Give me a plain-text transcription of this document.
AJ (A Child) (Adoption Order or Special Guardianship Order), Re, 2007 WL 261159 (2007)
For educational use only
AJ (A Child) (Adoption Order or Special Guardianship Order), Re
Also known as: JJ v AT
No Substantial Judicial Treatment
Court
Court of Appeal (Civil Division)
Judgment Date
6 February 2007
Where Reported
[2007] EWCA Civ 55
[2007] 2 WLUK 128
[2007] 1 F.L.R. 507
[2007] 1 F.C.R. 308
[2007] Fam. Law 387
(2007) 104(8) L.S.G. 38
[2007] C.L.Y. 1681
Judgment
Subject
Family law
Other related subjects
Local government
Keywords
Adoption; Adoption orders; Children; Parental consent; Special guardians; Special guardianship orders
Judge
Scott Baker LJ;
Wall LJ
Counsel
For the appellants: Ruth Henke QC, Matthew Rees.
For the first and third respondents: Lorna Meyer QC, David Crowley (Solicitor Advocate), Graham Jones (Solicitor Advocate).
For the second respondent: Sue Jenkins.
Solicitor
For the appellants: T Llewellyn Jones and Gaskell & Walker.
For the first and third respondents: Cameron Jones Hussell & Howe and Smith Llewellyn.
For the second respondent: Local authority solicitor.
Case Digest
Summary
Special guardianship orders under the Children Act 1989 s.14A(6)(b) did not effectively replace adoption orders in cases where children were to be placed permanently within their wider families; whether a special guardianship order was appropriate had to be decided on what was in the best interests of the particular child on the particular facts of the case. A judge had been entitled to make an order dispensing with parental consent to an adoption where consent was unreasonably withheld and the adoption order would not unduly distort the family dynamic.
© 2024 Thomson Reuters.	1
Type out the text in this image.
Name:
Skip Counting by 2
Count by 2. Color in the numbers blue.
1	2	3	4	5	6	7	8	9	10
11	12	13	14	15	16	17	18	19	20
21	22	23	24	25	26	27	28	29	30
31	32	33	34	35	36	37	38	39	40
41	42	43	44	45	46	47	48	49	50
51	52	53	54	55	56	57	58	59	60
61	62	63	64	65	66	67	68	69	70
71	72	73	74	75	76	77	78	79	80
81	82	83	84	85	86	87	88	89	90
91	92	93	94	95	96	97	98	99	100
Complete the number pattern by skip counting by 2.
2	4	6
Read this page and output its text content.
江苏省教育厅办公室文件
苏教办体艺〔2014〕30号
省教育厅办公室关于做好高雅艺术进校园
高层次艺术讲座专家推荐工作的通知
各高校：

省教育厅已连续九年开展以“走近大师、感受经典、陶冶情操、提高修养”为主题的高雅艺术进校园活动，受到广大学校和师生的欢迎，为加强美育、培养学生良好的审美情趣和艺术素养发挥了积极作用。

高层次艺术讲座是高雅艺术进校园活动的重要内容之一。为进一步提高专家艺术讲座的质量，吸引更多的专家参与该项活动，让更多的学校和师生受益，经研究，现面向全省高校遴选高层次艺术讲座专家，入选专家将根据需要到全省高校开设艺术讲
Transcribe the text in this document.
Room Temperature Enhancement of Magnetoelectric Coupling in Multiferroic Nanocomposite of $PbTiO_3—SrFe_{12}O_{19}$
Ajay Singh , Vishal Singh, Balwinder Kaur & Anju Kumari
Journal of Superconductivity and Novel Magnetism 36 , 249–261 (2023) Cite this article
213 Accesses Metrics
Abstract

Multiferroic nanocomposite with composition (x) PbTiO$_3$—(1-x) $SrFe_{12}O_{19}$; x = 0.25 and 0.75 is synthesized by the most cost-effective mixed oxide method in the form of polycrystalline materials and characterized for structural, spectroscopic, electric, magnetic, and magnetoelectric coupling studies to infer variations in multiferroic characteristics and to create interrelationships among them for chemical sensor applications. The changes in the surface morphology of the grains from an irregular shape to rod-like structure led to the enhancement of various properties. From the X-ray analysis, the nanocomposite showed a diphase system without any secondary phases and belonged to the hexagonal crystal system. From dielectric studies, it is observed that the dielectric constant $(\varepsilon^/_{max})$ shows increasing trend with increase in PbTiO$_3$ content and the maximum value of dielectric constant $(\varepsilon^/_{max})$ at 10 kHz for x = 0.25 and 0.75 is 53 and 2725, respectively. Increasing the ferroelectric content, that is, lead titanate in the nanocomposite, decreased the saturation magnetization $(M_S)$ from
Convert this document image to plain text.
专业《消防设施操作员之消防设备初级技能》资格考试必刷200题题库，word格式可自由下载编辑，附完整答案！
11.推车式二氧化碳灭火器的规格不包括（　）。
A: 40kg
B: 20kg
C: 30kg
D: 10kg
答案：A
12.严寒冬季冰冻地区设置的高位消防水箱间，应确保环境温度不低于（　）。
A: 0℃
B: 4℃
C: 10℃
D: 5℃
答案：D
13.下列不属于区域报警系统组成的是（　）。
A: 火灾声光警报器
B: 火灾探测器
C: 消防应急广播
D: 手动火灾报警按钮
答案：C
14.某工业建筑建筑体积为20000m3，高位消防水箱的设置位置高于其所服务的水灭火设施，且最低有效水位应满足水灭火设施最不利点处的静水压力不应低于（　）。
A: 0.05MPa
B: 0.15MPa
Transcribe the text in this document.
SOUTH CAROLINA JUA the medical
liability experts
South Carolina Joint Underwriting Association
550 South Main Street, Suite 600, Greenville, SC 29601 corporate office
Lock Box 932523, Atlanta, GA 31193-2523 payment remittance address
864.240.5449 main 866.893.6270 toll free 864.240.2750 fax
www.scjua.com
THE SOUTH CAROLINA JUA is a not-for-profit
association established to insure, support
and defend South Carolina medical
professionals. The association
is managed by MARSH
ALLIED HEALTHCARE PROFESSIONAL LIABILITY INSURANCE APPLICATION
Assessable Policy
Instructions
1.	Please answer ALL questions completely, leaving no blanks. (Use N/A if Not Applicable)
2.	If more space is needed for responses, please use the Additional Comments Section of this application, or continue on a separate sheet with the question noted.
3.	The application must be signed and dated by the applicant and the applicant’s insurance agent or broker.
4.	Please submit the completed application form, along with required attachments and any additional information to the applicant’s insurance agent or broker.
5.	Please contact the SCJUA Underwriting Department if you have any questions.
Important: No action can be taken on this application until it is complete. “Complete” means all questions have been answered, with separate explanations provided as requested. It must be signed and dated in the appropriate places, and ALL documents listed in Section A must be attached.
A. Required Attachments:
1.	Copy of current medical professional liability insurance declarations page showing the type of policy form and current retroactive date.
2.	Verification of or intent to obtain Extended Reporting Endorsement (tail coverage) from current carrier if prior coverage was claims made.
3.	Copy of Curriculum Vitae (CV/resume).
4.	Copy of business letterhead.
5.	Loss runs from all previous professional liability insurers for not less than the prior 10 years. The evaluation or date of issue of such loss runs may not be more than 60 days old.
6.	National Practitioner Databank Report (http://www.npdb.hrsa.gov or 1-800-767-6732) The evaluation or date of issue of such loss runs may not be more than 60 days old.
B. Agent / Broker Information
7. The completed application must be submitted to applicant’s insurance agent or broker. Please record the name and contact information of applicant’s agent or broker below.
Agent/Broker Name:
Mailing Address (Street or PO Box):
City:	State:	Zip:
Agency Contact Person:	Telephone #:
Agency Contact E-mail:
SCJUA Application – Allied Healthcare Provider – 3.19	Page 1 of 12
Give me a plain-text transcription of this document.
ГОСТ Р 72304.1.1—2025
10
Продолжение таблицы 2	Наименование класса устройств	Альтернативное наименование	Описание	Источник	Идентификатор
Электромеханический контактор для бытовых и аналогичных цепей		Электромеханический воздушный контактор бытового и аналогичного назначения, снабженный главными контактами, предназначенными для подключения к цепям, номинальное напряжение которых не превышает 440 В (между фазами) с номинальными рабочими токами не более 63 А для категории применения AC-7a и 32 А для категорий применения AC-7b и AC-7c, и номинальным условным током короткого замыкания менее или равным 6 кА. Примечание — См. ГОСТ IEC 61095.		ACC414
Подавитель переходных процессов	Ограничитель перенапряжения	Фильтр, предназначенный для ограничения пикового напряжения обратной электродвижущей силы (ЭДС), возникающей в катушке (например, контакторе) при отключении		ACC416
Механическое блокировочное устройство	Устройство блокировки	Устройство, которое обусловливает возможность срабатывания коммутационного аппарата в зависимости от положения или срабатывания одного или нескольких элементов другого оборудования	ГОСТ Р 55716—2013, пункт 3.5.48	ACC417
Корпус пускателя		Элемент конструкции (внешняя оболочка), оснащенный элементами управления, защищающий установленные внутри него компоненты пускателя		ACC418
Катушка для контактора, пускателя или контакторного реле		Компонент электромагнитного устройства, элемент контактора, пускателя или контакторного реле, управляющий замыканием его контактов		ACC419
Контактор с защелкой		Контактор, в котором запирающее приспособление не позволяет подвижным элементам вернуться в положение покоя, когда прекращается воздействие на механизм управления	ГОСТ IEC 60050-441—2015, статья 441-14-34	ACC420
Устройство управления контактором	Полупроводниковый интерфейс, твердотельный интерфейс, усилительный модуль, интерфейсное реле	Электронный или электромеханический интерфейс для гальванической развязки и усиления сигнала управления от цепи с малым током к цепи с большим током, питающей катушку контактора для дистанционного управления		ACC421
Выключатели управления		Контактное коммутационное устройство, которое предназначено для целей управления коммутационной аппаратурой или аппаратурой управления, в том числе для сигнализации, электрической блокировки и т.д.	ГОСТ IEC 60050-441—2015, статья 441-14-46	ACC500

◇ ◇ ◇ ◇ ◇ ◇ ◇

TASK TO CARRY OUT -> Work out how many lines of the material above contain the word "runs", then give only that figure.

THE OUTPUT -> 2